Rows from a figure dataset
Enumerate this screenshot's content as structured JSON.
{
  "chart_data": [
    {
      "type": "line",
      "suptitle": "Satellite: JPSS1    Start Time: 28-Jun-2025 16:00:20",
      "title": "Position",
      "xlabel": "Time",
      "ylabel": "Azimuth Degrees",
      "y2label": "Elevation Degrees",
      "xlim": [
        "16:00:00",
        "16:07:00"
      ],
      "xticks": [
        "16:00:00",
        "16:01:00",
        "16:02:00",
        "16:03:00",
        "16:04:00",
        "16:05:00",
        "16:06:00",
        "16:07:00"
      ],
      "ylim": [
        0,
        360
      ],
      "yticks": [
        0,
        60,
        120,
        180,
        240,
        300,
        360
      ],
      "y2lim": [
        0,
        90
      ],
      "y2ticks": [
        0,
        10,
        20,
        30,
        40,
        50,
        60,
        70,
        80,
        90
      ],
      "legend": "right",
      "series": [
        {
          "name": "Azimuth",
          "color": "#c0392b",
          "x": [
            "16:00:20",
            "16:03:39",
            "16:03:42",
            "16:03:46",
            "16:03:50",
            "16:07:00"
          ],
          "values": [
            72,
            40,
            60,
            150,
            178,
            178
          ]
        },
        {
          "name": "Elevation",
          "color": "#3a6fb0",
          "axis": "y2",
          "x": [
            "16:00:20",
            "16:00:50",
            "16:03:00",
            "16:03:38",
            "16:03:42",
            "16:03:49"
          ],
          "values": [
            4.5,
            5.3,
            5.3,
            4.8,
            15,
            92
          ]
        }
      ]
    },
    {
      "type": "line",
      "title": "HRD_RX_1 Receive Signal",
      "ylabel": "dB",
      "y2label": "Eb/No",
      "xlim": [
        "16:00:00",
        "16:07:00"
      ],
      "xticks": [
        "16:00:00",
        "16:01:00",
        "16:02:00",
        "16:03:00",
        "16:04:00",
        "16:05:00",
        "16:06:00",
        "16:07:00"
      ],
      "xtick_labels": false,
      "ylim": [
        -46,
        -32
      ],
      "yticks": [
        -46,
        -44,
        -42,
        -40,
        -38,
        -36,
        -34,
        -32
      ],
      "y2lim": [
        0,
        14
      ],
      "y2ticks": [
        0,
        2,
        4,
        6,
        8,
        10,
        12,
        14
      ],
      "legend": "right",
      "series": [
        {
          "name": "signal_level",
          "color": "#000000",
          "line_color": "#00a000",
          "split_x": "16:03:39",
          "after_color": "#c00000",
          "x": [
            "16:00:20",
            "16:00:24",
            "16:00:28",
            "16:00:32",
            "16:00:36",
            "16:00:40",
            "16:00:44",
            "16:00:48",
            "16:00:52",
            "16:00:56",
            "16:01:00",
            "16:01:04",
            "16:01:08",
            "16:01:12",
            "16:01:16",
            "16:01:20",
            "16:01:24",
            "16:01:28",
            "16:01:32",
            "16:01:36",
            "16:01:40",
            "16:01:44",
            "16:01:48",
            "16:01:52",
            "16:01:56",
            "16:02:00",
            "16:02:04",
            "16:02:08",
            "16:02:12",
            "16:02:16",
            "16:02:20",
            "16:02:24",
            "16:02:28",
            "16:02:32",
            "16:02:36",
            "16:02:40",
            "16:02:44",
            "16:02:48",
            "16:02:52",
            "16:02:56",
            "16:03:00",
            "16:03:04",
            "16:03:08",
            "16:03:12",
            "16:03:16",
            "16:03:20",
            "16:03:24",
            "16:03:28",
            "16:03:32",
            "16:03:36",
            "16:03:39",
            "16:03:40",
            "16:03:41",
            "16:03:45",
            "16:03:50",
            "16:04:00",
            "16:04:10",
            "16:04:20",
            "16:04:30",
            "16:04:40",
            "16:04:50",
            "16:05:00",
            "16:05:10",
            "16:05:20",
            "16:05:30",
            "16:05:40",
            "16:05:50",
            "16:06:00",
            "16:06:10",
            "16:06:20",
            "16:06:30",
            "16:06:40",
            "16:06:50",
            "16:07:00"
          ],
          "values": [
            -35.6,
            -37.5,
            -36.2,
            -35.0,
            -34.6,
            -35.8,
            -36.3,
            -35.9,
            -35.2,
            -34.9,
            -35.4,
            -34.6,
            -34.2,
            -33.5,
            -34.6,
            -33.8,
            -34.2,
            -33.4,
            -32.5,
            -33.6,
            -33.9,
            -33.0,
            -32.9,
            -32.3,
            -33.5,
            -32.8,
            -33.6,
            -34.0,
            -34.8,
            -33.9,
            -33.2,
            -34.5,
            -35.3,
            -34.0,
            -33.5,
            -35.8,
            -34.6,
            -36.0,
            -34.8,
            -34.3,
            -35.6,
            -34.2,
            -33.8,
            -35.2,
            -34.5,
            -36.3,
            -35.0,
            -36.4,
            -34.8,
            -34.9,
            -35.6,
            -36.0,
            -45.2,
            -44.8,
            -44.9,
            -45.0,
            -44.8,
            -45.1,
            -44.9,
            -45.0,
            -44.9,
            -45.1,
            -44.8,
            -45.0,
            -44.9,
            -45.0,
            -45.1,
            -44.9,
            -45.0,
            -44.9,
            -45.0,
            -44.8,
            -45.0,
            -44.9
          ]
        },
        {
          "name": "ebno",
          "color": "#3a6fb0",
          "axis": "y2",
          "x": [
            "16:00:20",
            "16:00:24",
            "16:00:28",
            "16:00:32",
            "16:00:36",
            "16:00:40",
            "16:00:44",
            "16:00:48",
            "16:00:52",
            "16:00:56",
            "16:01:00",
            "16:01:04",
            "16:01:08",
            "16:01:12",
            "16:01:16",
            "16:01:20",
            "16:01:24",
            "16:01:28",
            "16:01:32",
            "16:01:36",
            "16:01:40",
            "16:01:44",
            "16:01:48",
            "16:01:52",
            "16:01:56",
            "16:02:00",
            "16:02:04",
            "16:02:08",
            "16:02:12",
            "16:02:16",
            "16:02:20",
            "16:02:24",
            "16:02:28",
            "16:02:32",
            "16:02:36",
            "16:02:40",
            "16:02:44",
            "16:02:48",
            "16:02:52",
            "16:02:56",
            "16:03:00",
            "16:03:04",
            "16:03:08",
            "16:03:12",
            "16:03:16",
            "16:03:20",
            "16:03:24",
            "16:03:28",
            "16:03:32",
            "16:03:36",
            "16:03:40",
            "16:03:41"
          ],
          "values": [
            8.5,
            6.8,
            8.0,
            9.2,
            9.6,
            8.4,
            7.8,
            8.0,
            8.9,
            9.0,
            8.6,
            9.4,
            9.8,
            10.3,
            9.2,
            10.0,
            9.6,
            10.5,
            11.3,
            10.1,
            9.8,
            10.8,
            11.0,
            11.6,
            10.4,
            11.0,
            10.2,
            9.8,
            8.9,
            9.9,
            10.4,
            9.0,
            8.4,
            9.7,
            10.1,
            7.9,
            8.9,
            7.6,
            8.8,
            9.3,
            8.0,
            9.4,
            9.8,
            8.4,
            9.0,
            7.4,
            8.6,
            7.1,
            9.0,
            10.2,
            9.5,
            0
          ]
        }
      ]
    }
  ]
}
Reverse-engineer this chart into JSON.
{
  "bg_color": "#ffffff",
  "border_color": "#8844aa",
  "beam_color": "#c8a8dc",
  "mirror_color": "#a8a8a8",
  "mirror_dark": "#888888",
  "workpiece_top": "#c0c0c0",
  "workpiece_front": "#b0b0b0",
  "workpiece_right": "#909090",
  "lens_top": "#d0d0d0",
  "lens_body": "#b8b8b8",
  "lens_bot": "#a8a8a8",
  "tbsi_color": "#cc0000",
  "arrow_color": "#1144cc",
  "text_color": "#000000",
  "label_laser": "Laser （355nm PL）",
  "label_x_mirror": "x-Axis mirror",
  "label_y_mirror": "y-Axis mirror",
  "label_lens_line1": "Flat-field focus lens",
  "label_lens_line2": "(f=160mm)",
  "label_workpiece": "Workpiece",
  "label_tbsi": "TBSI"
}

§ Do this
Pull out every line holding "name" from the records above, and copy it.

§ Answer in full
          "name": "Azimuth",
          "name": "Elevation",
          "name": "signal_level",
          "name": "ebno",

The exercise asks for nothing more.